[TASK REQUIREMENTS]
How many lines in this material include the string "name"? Answer with the number and nothing further.

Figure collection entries
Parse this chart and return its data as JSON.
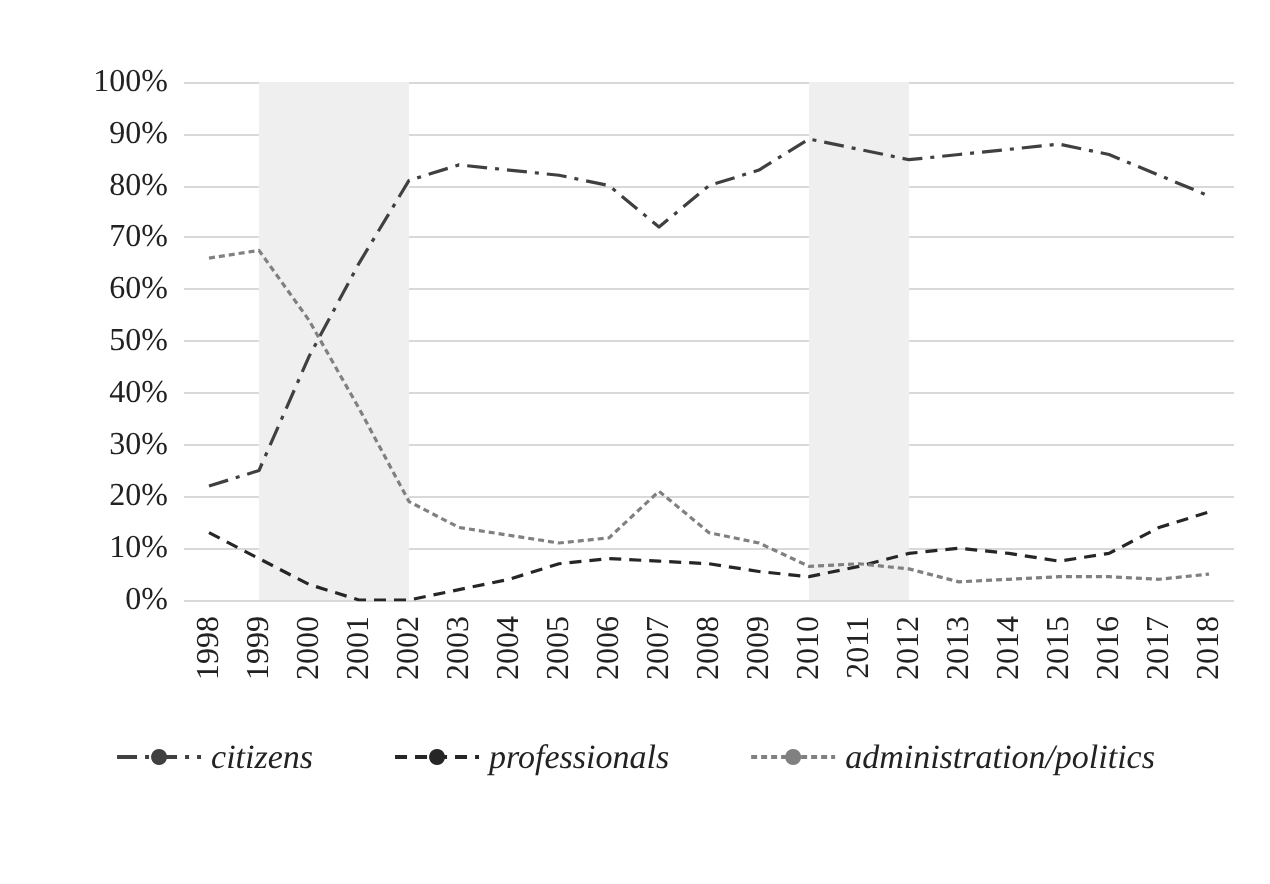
{
  "chart_data": {
    "type": "line",
    "categories": [
      "1998",
      "1999",
      "2000",
      "2001",
      "2002",
      "2003",
      "2004",
      "2005",
      "2006",
      "2007",
      "2008",
      "2009",
      "2010",
      "2011",
      "2012",
      "2013",
      "2014",
      "2015",
      "2016",
      "2017",
      "2018"
    ],
    "series": [
      {
        "name": "citizens",
        "color": "#404040",
        "line_style": "dashdot",
        "values": [
          22,
          25,
          47,
          65,
          81,
          84,
          83,
          82,
          80,
          72,
          80,
          83,
          89,
          87,
          85,
          86,
          87,
          88,
          86,
          82,
          78
        ]
      },
      {
        "name": "professionals",
        "color": "#262626",
        "line_style": "dashed",
        "values": [
          13,
          8,
          3,
          0,
          0,
          2,
          4,
          7,
          8,
          7.5,
          7,
          5.5,
          4.5,
          6.5,
          9,
          10,
          9,
          7.5,
          9,
          14,
          17
        ]
      },
      {
        "name": "administration/politics",
        "color": "#808080",
        "line_style": "dotted",
        "values": [
          66,
          67.5,
          54,
          37,
          19,
          14,
          12.5,
          11,
          12,
          21,
          13,
          11,
          6.5,
          7,
          6,
          3.5,
          4,
          4.5,
          4.5,
          4,
          5
        ]
      }
    ],
    "ylim": [
      0,
      100
    ],
    "yticks": [
      {
        "value": 0,
        "label": "0%"
      },
      {
        "value": 10,
        "label": "10%"
      },
      {
        "value": 20,
        "label": "20%"
      },
      {
        "value": 30,
        "label": "30%"
      },
      {
        "value": 40,
        "label": "40%"
      },
      {
        "value": 50,
        "label": "50%"
      },
      {
        "value": 60,
        "label": "60%"
      },
      {
        "value": 70,
        "label": "70%"
      },
      {
        "value": 80,
        "label": "80%"
      },
      {
        "value": 90,
        "label": "90%"
      },
      {
        "value": 100,
        "label": "100%"
      }
    ],
    "bands": [
      {
        "axis": "x",
        "from": "1999",
        "to": "2002",
        "color": "#efefef"
      },
      {
        "axis": "x",
        "from": "2010",
        "to": "2012",
        "color": "#efefef"
      }
    ],
    "grid": "y",
    "legend": "bottom",
    "marker": "none"
  }
}
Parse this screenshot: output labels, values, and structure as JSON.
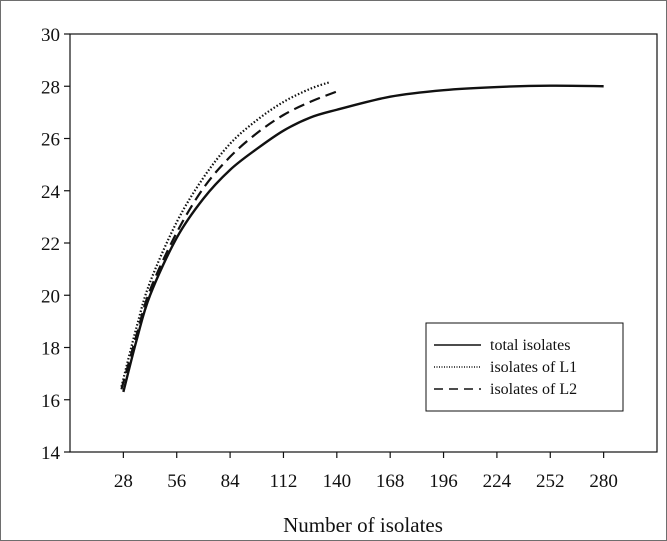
{
  "chart_data": {
    "type": "line",
    "xlabel": "Number of isolates",
    "ylabel": "",
    "title": "",
    "xlim": [
      0,
      308
    ],
    "ylim": [
      14,
      30
    ],
    "xticks": [
      "28",
      "56",
      "84",
      "112",
      "140",
      "168",
      "196",
      "224",
      "252",
      "280"
    ],
    "yticks": [
      "14",
      "16",
      "18",
      "20",
      "22",
      "24",
      "26",
      "28",
      "30"
    ],
    "grid": false,
    "legend_position": "bottom-right",
    "series": [
      {
        "name": "total isolates",
        "style": "solid",
        "color": "#111111",
        "points": [
          [
            28,
            16.3
          ],
          [
            35,
            18.3
          ],
          [
            42,
            20.0
          ],
          [
            56,
            22.2
          ],
          [
            70,
            23.7
          ],
          [
            84,
            24.8
          ],
          [
            98,
            25.6
          ],
          [
            112,
            26.3
          ],
          [
            126,
            26.8
          ],
          [
            140,
            27.1
          ],
          [
            168,
            27.6
          ],
          [
            196,
            27.85
          ],
          [
            224,
            27.97
          ],
          [
            252,
            28.02
          ],
          [
            280,
            28.0
          ]
        ]
      },
      {
        "name": "isolates of L1",
        "style": "dotted",
        "color": "#111111",
        "points": [
          [
            27,
            16.5
          ],
          [
            35,
            18.8
          ],
          [
            42,
            20.5
          ],
          [
            56,
            22.8
          ],
          [
            70,
            24.5
          ],
          [
            84,
            25.8
          ],
          [
            98,
            26.7
          ],
          [
            112,
            27.4
          ],
          [
            126,
            27.9
          ],
          [
            136,
            28.15
          ]
        ]
      },
      {
        "name": "isolates of L2",
        "style": "dashed",
        "color": "#111111",
        "points": [
          [
            27,
            16.4
          ],
          [
            35,
            18.5
          ],
          [
            42,
            20.2
          ],
          [
            56,
            22.4
          ],
          [
            70,
            24.1
          ],
          [
            84,
            25.3
          ],
          [
            98,
            26.2
          ],
          [
            112,
            26.9
          ],
          [
            126,
            27.4
          ],
          [
            140,
            27.8
          ]
        ]
      }
    ]
  }
}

[SOLUTION TO THE EXERCISE]
6